- _TASK STATEMENT_:
Write out the full listing again, exactly as it stands.

═════ DATA ROWS

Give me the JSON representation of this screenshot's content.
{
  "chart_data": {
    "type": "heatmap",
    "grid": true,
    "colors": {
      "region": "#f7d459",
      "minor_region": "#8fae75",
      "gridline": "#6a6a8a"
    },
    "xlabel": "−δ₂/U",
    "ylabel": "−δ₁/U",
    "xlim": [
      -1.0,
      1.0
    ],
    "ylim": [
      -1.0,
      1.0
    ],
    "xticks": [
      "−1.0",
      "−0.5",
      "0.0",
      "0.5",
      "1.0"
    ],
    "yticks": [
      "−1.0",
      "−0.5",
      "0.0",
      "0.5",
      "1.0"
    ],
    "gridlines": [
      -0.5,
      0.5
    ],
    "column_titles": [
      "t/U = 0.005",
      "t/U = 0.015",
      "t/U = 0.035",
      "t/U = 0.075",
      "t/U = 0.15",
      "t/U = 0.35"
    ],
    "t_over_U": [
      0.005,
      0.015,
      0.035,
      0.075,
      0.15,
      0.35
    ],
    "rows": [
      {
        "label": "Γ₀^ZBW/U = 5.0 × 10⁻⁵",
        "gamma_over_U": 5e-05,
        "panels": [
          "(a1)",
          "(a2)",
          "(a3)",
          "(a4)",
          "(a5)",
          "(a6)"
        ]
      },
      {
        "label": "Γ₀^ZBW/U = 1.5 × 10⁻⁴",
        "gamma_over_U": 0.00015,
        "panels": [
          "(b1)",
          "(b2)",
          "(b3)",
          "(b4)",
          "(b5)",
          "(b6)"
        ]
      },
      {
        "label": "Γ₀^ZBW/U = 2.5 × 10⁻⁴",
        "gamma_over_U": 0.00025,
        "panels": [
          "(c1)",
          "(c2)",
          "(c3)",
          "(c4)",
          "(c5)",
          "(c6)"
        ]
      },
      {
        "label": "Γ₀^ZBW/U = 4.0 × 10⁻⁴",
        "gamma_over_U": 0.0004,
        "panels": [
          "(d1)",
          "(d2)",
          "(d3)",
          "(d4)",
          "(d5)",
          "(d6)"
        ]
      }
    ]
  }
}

══════════

- _FINISHED ANSWER_:
Give me the JSON representation of this screenshot's content.
{
  "chart_data": {
    "type": "heatmap",
    "grid": true,
    "colors": {
      "region": "#f7d459",
      "minor_region": "#8fae75",
      "gridline": "#6a6a8a"
    },
    "xlabel": "−δ₂/U",
    "ylabel": "−δ₁/U",
    "xlim": [
      -1.0,
      1.0
    ],
    "ylim": [
      -1.0,
      1.0
    ],
    "xticks": [
      "−1.0",
      "−0.5",
      "0.0",
      "0.5",
      "1.0"
    ],
    "yticks": [
      "−1.0",
      "−0.5",
      "0.0",
      "0.5",
      "1.0"
    ],
    "gridlines": [
      -0.5,
      0.5
    ],
    "column_titles": [
      "t/U = 0.005",
      "t/U = 0.015",
      "t/U = 0.035",
      "t/U = 0.075",
      "t/U = 0.15",
      "t/U = 0.35"
    ],
    "t_over_U": [
      0.005,
      0.015,
      0.035,
      0.075,
      0.15,
      0.35
    ],
    "rows": [
      {
        "label": "Γ₀^ZBW/U = 5.0 × 10⁻⁵",
        "gamma_over_U": 5e-05,
        "panels": [
          "(a1)",
          "(a2)",
          "(a3)",
          "(a4)",
          "(a5)",
          "(a6)"
        ]
      },
      {
        "label": "Γ₀^ZBW/U = 1.5 × 10⁻⁴",
        "gamma_over_U": 0.00015,
        "panels": [
          "(b1)",
          "(b2)",
          "(b3)",
          "(b4)",
          "(b5)",
          "(b6)"
        ]
      },
      {
        "label": "Γ₀^ZBW/U = 2.5 × 10⁻⁴",
        "gamma_over_U": 0.00025,
        "panels": [
          "(c1)",
          "(c2)",
          "(c3)",
          "(c4)",
          "(c5)",
          "(c6)"
        ]
      },
      {
        "label": "Γ₀^ZBW/U = 4.0 × 10⁻⁴",
        "gamma_over_U": 0.0004,
        "panels": [
          "(d1)",
          "(d2)",
          "(d3)",
          "(d4)",
          "(d5)",
          "(d6)"
        ]
      }
    ]
  }
}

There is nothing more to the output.